Write out the listing below without alteration, omitting its pictures.

Extracts from a graphics dataset:
──────────────────────────────

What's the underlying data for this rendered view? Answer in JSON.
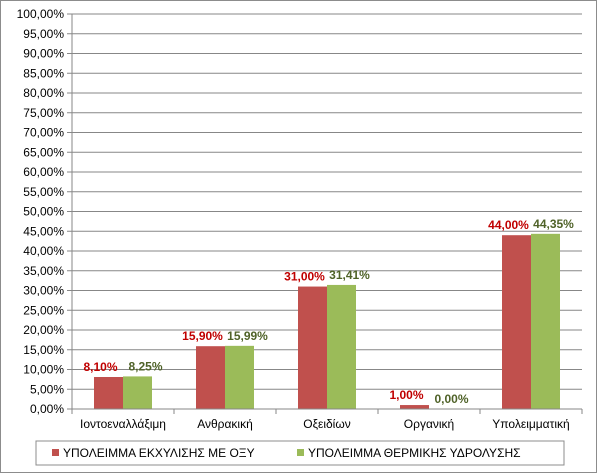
{
  "chart_data": {
    "type": "bar",
    "title": "",
    "xlabel": "",
    "ylabel": "",
    "ylim": [
      0,
      100
    ],
    "ytick_step": 5,
    "ytick_labels": [
      "0,00%",
      "5,00%",
      "10,00%",
      "15,00%",
      "20,00%",
      "25,00%",
      "30,00%",
      "35,00%",
      "40,00%",
      "45,00%",
      "50,00%",
      "55,00%",
      "60,00%",
      "65,00%",
      "70,00%",
      "75,00%",
      "80,00%",
      "85,00%",
      "90,00%",
      "95,00%",
      "100,00%"
    ],
    "grid": true,
    "legend_position": "bottom",
    "categories": [
      "Ιοντοεναλλάξιμη",
      "Ανθρακική",
      "Οξειδίων",
      "Οργανική",
      "Υπολειμματική"
    ],
    "series": [
      {
        "name": "ΥΠΟΛΕΙΜΜΑ ΕΚΧΥΛΙΣΗΣ ΜΕ ΟΞΥ",
        "color": "#c0504d",
        "label_color": "#c00000",
        "values": [
          8.1,
          15.9,
          31.0,
          1.0,
          44.0
        ],
        "labels": [
          "8,10%",
          "15,90%",
          "31,00%",
          "1,00%",
          "44,00%"
        ]
      },
      {
        "name": "ΥΠΟΛΕΙΜΜΑ ΘΕΡΜΙΚΗΣ ΥΔΡΟΛΥΣΗΣ",
        "color": "#9bbb59",
        "label_color": "#4f6228",
        "values": [
          8.25,
          15.99,
          31.41,
          0.0,
          44.35
        ],
        "labels": [
          "8,25%",
          "15,99%",
          "31,41%",
          "0,00%",
          "44,35%"
        ]
      }
    ]
  }
}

──────────────────────────────

## Full output
What's the underlying data for this rendered view? Answer in JSON.
{
  "chart_data": {
    "type": "bar",
    "title": "",
    "xlabel": "",
    "ylabel": "",
    "ylim": [
      0,
      100
    ],
    "ytick_step": 5,
    "ytick_labels": [
      "0,00%",
      "5,00%",
      "10,00%",
      "15,00%",
      "20,00%",
      "25,00%",
      "30,00%",
      "35,00%",
      "40,00%",
      "45,00%",
      "50,00%",
      "55,00%",
      "60,00%",
      "65,00%",
      "70,00%",
      "75,00%",
      "80,00%",
      "85,00%",
      "90,00%",
      "95,00%",
      "100,00%"
    ],
    "grid": true,
    "legend_position": "bottom",
    "categories": [
      "Ιοντοεναλλάξιμη",
      "Ανθρακική",
      "Οξειδίων",
      "Οργανική",
      "Υπολειμματική"
    ],
    "series": [
      {
        "name": "ΥΠΟΛΕΙΜΜΑ ΕΚΧΥΛΙΣΗΣ ΜΕ ΟΞΥ",
        "color": "#c0504d",
        "label_color": "#c00000",
        "values": [
          8.1,
          15.9,
          31.0,
          1.0,
          44.0
        ],
        "labels": [
          "8,10%",
          "15,90%",
          "31,00%",
          "1,00%",
          "44,00%"
        ]
      },
      {
        "name": "ΥΠΟΛΕΙΜΜΑ ΘΕΡΜΙΚΗΣ ΥΔΡΟΛΥΣΗΣ",
        "color": "#9bbb59",
        "label_color": "#4f6228",
        "values": [
          8.25,
          15.99,
          31.41,
          0.0,
          44.35
        ],
        "labels": [
          "8,25%",
          "15,99%",
          "31,41%",
          "0,00%",
          "44,35%"
        ]
      }
    ]
  }
}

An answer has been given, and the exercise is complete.